- [What needs to be done]: Each entry below is to be extracted exactly.

* BEGIN Supplied records *

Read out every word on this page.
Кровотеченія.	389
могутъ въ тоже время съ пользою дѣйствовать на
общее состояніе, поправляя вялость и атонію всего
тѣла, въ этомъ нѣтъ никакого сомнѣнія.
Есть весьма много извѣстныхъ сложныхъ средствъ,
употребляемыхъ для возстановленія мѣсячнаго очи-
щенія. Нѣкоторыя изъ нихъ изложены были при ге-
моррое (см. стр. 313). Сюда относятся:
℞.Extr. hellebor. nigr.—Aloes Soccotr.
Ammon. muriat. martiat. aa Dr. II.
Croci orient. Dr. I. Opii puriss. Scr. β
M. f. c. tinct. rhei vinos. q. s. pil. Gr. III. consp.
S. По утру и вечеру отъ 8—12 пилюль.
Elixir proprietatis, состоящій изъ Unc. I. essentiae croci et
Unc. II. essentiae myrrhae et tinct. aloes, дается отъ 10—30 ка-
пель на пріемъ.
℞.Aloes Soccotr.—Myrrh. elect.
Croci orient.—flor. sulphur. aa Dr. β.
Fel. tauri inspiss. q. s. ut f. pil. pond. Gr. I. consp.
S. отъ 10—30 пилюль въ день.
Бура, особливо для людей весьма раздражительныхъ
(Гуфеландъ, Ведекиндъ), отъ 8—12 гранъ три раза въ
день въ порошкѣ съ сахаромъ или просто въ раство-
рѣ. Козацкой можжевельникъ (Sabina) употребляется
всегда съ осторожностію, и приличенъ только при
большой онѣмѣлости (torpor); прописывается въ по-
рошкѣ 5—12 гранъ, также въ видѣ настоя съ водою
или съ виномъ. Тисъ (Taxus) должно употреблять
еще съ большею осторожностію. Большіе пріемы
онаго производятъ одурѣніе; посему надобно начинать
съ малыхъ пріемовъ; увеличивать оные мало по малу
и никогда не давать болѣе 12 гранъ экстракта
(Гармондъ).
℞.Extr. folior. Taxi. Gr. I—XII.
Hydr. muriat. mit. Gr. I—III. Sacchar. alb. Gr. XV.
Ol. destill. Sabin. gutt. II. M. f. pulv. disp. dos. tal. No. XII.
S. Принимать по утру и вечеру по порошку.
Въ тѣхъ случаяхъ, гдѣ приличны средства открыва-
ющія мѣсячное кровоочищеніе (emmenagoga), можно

* END Supplied records *

- [Response to this task]:
Read out every word on this page.
Кровотеченія.	389
могутъ въ тоже время съ пользою дѣйствовать на
общее состояніе, поправляя вялость и атонію всего
тѣла, въ этомъ нѣтъ никакого сомнѣнія.
Есть весьма много извѣстныхъ сложныхъ средствъ,
употребляемыхъ для возстановленія мѣсячнаго очи-
щенія. Нѣкоторыя изъ нихъ изложены были при ге-
моррое (см. стр. 313). Сюда относятся:
℞.Extr. hellebor. nigr.—Aloes Soccotr.
Ammon. muriat. martiat. aa Dr. II.
Croci orient. Dr. I. Opii puriss. Scr. β
M. f. c. tinct. rhei vinos. q. s. pil. Gr. III. consp.
S. По утру и вечеру отъ 8—12 пилюль.
Elixir proprietatis, состоящій изъ Unc. I. essentiae croci et
Unc. II. essentiae myrrhae et tinct. aloes, дается отъ 10—30 ка-
пель на пріемъ.
℞.Aloes Soccotr.—Myrrh. elect.
Croci orient.—flor. sulphur. aa Dr. β.
Fel. tauri inspiss. q. s. ut f. pil. pond. Gr. I. consp.
S. отъ 10—30 пилюль въ день.
Бура, особливо для людей весьма раздражительныхъ
(Гуфеландъ, Ведекиндъ), отъ 8—12 гранъ три раза въ
день въ порошкѣ съ сахаромъ или просто въ раство-
рѣ. Козацкой можжевельникъ (Sabina) употребляется
всегда съ осторожностію, и приличенъ только при
большой онѣмѣлости (torpor); прописывается въ по-
рошкѣ 5—12 гранъ, также въ видѣ настоя съ водою
или съ виномъ. Тисъ (Taxus) должно употреблять
еще съ большею осторожностію. Большіе пріемы
онаго производятъ одурѣніе; посему надобно начинать
съ малыхъ пріемовъ; увеличивать оные мало по малу
и никогда не давать болѣе 12 гранъ экстракта
(Гармондъ).
℞.Extr. folior. Taxi. Gr. I—XII.
Hydr. muriat. mit. Gr. I—III. Sacchar. alb. Gr. XV.
Ol. destill. Sabin. gutt. II. M. f. pulv. disp. dos. tal. No. XII.
S. Принимать по утру и вечеру по порошку.
Въ тѣхъ случаяхъ, гдѣ приличны средства открыва-
ющія мѣсячное кровоочищеніе (emmenagoga), можно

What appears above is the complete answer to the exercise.